- What to work on:
Count the lines in the records below that contain the word "fault", and give only that number.

Saved data entries:

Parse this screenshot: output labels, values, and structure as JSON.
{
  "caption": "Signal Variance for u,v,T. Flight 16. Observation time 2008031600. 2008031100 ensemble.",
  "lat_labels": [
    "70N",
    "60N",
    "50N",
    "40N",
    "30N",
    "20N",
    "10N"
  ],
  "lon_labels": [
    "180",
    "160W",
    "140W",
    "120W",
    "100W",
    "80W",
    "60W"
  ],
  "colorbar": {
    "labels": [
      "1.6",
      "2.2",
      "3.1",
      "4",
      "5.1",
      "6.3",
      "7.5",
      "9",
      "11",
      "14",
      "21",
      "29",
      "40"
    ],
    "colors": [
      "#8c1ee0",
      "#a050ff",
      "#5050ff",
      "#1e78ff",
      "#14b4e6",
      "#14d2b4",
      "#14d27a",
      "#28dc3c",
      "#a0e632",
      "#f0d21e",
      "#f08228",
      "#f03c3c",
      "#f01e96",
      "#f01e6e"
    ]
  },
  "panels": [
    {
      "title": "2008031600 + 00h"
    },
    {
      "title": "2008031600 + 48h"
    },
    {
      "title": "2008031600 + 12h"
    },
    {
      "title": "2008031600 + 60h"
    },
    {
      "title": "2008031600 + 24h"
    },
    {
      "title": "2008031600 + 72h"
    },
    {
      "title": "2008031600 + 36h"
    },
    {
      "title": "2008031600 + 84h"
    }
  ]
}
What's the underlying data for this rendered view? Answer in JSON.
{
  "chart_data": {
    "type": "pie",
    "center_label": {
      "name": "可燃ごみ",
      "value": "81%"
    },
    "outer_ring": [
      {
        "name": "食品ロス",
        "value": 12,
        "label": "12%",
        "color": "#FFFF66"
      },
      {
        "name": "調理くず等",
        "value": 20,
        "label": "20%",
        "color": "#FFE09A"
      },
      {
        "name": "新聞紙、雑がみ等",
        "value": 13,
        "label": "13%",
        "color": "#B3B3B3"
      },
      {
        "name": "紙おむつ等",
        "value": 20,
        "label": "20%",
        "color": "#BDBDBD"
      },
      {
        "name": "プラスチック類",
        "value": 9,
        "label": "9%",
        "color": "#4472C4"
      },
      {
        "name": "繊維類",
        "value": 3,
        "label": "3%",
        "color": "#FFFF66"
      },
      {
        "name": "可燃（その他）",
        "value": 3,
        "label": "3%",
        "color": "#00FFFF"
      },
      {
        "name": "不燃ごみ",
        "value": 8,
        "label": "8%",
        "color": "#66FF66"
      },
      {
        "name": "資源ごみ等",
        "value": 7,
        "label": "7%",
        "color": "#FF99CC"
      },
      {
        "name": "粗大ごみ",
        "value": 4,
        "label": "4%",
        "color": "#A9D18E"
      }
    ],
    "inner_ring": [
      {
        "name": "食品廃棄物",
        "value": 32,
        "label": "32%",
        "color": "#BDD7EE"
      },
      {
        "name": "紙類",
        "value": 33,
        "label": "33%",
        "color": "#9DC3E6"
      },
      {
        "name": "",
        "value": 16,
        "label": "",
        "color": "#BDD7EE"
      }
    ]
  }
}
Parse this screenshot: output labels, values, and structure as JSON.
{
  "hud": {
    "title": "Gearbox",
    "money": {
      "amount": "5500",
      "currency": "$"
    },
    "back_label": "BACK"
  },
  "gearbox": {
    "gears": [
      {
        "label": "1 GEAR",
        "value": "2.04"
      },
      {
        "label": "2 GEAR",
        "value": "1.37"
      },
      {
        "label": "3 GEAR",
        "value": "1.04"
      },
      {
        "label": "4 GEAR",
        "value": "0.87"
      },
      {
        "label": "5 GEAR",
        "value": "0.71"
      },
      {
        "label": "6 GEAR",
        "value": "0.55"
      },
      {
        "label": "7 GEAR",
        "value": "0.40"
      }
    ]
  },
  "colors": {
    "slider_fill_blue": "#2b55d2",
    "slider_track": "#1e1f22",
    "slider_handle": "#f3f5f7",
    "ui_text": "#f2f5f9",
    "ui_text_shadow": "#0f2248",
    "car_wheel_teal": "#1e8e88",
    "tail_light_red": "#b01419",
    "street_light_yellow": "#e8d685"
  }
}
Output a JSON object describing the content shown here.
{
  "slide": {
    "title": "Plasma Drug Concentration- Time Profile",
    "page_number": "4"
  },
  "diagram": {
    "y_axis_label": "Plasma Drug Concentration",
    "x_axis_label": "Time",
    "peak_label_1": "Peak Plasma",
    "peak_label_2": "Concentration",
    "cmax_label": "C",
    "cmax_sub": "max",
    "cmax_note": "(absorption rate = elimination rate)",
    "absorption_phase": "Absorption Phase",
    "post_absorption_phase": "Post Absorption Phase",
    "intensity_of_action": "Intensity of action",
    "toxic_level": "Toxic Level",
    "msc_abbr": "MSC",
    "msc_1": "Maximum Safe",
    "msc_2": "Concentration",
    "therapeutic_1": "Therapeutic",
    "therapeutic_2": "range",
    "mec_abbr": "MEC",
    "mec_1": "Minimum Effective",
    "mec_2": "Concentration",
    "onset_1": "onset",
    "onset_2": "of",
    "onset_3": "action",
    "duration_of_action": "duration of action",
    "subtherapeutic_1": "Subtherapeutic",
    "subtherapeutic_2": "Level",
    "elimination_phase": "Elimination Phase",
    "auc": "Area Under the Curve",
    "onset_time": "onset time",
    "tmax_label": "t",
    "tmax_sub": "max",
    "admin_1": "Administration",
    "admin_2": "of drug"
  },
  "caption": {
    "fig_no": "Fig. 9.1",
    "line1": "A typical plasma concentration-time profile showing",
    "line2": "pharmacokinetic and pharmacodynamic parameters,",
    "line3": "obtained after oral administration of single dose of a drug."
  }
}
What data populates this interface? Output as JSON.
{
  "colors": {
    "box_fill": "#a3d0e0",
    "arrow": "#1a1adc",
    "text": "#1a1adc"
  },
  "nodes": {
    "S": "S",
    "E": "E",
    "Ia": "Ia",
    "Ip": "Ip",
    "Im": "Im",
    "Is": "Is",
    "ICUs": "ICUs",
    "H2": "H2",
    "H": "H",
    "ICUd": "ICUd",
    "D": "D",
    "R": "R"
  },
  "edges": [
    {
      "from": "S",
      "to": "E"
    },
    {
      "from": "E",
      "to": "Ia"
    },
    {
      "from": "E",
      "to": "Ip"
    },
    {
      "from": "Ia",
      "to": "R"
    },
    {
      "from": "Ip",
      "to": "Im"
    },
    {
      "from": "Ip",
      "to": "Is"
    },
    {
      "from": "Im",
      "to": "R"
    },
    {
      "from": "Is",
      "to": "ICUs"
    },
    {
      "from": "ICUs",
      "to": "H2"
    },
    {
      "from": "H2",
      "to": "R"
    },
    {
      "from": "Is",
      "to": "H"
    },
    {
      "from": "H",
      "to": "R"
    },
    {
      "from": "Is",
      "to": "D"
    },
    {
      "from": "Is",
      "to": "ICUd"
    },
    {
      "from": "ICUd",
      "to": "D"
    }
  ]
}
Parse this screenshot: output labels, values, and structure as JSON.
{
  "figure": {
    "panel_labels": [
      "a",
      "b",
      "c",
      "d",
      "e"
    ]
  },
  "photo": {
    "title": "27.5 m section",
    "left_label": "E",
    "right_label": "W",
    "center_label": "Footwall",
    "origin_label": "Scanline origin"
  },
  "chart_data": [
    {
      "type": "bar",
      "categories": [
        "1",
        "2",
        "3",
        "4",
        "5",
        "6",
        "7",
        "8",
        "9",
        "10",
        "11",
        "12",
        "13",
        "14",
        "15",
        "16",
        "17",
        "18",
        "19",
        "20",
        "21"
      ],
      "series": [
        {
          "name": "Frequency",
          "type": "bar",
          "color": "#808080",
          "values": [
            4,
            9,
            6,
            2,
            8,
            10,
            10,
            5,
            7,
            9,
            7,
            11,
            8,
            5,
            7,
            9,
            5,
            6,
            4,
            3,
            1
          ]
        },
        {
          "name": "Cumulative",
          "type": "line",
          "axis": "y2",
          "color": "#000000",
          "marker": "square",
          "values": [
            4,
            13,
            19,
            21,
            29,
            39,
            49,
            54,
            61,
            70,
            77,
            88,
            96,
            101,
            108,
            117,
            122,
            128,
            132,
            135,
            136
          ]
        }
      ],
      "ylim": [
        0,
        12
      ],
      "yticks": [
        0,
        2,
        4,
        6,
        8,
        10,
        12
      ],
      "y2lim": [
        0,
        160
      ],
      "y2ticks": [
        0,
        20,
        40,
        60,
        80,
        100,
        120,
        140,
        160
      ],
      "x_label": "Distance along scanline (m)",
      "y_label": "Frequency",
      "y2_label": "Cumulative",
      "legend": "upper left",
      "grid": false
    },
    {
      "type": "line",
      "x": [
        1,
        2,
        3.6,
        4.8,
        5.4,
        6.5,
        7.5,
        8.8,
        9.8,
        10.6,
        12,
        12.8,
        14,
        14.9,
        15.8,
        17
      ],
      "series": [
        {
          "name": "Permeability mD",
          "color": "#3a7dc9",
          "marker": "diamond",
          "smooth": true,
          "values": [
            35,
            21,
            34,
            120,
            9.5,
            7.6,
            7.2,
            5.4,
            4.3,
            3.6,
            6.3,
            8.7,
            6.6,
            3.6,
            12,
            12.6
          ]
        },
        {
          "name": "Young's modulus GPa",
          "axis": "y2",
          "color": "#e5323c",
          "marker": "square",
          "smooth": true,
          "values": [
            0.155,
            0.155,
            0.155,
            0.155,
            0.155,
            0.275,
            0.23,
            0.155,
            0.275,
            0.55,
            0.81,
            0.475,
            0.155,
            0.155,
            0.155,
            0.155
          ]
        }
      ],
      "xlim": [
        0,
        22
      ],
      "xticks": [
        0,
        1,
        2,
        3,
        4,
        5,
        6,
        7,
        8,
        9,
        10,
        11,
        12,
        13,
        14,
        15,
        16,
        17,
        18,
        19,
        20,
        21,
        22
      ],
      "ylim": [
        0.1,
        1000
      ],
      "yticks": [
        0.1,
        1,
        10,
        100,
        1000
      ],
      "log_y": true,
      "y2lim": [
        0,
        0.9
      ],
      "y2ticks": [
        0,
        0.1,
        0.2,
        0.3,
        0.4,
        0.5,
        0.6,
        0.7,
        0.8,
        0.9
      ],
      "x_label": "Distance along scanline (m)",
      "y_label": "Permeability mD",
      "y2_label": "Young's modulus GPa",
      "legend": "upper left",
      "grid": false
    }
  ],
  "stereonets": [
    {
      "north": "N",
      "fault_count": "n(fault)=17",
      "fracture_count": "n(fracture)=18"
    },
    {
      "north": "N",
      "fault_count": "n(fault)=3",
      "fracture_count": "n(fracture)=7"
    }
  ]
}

- Complete answer:
2